## BRIEF:
Return all of the entries exactly, with nothing added or left out.

-- Start RECORDED DATA --

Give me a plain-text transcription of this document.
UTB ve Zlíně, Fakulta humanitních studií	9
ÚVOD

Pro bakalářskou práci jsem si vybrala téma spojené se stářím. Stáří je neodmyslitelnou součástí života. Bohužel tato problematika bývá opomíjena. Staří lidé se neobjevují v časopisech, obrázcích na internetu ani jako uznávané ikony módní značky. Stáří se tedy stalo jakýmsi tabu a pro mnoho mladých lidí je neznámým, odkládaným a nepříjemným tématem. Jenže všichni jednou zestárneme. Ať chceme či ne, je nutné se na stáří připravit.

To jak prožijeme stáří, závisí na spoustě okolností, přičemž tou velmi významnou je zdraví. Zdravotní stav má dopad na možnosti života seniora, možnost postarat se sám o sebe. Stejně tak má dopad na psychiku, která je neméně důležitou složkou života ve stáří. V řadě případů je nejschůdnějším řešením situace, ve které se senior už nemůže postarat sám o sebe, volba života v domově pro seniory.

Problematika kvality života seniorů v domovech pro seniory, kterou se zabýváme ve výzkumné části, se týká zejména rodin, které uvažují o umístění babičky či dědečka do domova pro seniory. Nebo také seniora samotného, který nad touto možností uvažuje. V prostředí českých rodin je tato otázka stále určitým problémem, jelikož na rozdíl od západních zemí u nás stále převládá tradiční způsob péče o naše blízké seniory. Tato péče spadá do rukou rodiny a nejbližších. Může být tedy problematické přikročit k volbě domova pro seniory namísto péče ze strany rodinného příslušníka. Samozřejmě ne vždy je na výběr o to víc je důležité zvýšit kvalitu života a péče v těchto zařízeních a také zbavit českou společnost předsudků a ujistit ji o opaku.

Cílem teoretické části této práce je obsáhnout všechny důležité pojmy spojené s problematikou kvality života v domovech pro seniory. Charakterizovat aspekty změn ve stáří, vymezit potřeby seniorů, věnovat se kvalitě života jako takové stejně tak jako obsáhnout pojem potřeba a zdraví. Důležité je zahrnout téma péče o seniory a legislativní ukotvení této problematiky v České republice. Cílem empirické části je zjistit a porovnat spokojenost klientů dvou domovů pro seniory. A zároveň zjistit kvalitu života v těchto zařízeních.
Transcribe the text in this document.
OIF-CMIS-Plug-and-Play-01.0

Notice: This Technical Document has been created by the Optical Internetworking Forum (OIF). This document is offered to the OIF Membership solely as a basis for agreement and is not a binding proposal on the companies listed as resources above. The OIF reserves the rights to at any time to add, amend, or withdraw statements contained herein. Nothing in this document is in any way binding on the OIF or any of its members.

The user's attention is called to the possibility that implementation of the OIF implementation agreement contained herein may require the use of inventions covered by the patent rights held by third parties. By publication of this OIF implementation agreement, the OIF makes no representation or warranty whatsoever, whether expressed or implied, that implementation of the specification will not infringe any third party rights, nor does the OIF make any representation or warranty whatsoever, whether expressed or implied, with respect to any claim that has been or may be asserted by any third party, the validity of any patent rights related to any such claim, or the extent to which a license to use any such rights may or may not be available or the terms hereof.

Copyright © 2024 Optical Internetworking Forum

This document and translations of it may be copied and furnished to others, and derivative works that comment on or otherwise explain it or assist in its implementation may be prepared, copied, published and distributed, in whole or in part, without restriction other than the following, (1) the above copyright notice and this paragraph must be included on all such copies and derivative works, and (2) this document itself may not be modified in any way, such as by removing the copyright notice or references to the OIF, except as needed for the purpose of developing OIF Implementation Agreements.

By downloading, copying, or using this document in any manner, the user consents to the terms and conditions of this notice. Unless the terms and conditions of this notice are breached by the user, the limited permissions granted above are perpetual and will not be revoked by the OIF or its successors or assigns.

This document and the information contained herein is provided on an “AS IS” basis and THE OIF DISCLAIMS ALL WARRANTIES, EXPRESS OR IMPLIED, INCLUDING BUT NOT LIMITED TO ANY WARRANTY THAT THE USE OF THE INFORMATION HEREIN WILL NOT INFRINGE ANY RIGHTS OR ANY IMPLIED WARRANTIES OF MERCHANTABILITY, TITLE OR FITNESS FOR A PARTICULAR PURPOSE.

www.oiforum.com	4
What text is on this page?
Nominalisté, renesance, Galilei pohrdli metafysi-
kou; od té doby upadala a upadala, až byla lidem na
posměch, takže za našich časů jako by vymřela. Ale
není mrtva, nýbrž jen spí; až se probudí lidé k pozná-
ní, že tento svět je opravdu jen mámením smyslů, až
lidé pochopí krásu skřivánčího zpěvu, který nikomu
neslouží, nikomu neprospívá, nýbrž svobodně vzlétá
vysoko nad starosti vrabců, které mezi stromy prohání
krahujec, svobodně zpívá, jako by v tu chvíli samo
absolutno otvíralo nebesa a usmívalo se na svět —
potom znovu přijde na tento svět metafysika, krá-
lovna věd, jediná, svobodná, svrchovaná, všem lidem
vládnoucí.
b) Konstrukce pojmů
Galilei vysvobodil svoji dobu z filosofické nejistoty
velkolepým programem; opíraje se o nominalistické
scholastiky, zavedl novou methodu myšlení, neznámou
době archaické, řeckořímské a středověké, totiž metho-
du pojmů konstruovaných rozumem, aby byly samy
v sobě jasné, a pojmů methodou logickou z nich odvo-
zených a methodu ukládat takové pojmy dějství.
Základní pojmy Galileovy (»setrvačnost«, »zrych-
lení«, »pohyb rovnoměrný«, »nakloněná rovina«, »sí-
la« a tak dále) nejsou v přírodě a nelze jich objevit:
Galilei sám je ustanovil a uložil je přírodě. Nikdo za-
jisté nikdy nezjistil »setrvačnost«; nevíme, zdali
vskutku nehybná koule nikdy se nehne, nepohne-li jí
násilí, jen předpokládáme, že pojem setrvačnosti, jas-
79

-- End RECORDED DATA --

## SOLUTION:
Give me a plain-text transcription of this document.
UTB ve Zlíně, Fakulta humanitních studií	9
ÚVOD

Pro bakalářskou práci jsem si vybrala téma spojené se stářím. Stáří je neodmyslitelnou součástí života. Bohužel tato problematika bývá opomíjena. Staří lidé se neobjevují v časopisech, obrázcích na internetu ani jako uznávané ikony módní značky. Stáří se tedy stalo jakýmsi tabu a pro mnoho mladých lidí je neznámým, odkládaným a nepříjemným tématem. Jenže všichni jednou zestárneme. Ať chceme či ne, je nutné se na stáří připravit.

To jak prožijeme stáří, závisí na spoustě okolností, přičemž tou velmi významnou je zdraví. Zdravotní stav má dopad na možnosti života seniora, možnost postarat se sám o sebe. Stejně tak má dopad na psychiku, která je neméně důležitou složkou života ve stáří. V řadě případů je nejschůdnějším řešením situace, ve které se senior už nemůže postarat sám o sebe, volba života v domově pro seniory.

Problematika kvality života seniorů v domovech pro seniory, kterou se zabýváme ve výzkumné části, se týká zejména rodin, které uvažují o umístění babičky či dědečka do domova pro seniory. Nebo také seniora samotného, který nad touto možností uvažuje. V prostředí českých rodin je tato otázka stále určitým problémem, jelikož na rozdíl od západních zemí u nás stále převládá tradiční způsob péče o naše blízké seniory. Tato péče spadá do rukou rodiny a nejbližších. Může být tedy problematické přikročit k volbě domova pro seniory namísto péče ze strany rodinného příslušníka. Samozřejmě ne vždy je na výběr o to víc je důležité zvýšit kvalitu života a péče v těchto zařízeních a také zbavit českou společnost předsudků a ujistit ji o opaku.

Cílem teoretické části této práce je obsáhnout všechny důležité pojmy spojené s problematikou kvality života v domovech pro seniory. Charakterizovat aspekty změn ve stáří, vymezit potřeby seniorů, věnovat se kvalitě života jako takové stejně tak jako obsáhnout pojem potřeba a zdraví. Důležité je zahrnout téma péče o seniory a legislativní ukotvení této problematiky v České republice. Cílem empirické části je zjistit a porovnat spokojenost klientů dvou domovů pro seniory. A zároveň zjistit kvalitu života v těchto zařízeních.
Transcribe the text in this document.
OIF-CMIS-Plug-and-Play-01.0

Notice: This Technical Document has been created by the Optical Internetworking Forum (OIF). This document is offered to the OIF Membership solely as a basis for agreement and is not a binding proposal on the companies listed as resources above. The OIF reserves the rights to at any time to add, amend, or withdraw statements contained herein. Nothing in this document is in any way binding on the OIF or any of its members.

The user's attention is called to the possibility that implementation of the OIF implementation agreement contained herein may require the use of inventions covered by the patent rights held by third parties. By publication of this OIF implementation agreement, the OIF makes no representation or warranty whatsoever, whether expressed or implied, that implementation of the specification will not infringe any third party rights, nor does the OIF make any representation or warranty whatsoever, whether expressed or implied, with respect to any claim that has been or may be asserted by any third party, the validity of any patent rights related to any such claim, or the extent to which a license to use any such rights may or may not be available or the terms hereof.

Copyright © 2024 Optical Internetworking Forum

This document and translations of it may be copied and furnished to others, and derivative works that comment on or otherwise explain it or assist in its implementation may be prepared, copied, published and distributed, in whole or in part, without restriction other than the following, (1) the above copyright notice and this paragraph must be included on all such copies and derivative works, and (2) this document itself may not be modified in any way, such as by removing the copyright notice or references to the OIF, except as needed for the purpose of developing OIF Implementation Agreements.

By downloading, copying, or using this document in any manner, the user consents to the terms and conditions of this notice. Unless the terms and conditions of this notice are breached by the user, the limited permissions granted above are perpetual and will not be revoked by the OIF or its successors or assigns.

This document and the information contained herein is provided on an “AS IS” basis and THE OIF DISCLAIMS ALL WARRANTIES, EXPRESS OR IMPLIED, INCLUDING BUT NOT LIMITED TO ANY WARRANTY THAT THE USE OF THE INFORMATION HEREIN WILL NOT INFRINGE ANY RIGHTS OR ANY IMPLIED WARRANTIES OF MERCHANTABILITY, TITLE OR FITNESS FOR A PARTICULAR PURPOSE.

www.oiforum.com	4
What text is on this page?
Nominalisté, renesance, Galilei pohrdli metafysi-
kou; od té doby upadala a upadala, až byla lidem na
posměch, takže za našich časů jako by vymřela. Ale
není mrtva, nýbrž jen spí; až se probudí lidé k pozná-
ní, že tento svět je opravdu jen mámením smyslů, až
lidé pochopí krásu skřivánčího zpěvu, který nikomu
neslouží, nikomu neprospívá, nýbrž svobodně vzlétá
vysoko nad starosti vrabců, které mezi stromy prohání
krahujec, svobodně zpívá, jako by v tu chvíli samo
absolutno otvíralo nebesa a usmívalo se na svět —
potom znovu přijde na tento svět metafysika, krá-
lovna věd, jediná, svobodná, svrchovaná, všem lidem
vládnoucí.
b) Konstrukce pojmů
Galilei vysvobodil svoji dobu z filosofické nejistoty
velkolepým programem; opíraje se o nominalistické
scholastiky, zavedl novou methodu myšlení, neznámou
době archaické, řeckořímské a středověké, totiž metho-
du pojmů konstruovaných rozumem, aby byly samy
v sobě jasné, a pojmů methodou logickou z nich odvo-
zených a methodu ukládat takové pojmy dějství.
Základní pojmy Galileovy (»setrvačnost«, »zrych-
lení«, »pohyb rovnoměrný«, »nakloněná rovina«, »sí-
la« a tak dále) nejsou v přírodě a nelze jich objevit:
Galilei sám je ustanovil a uložil je přírodě. Nikdo za-
jisté nikdy nezjistil »setrvačnost«; nevíme, zdali
vskutku nehybná koule nikdy se nehne, nepohne-li jí
násilí, jen předpokládáme, že pojem setrvačnosti, jas-
79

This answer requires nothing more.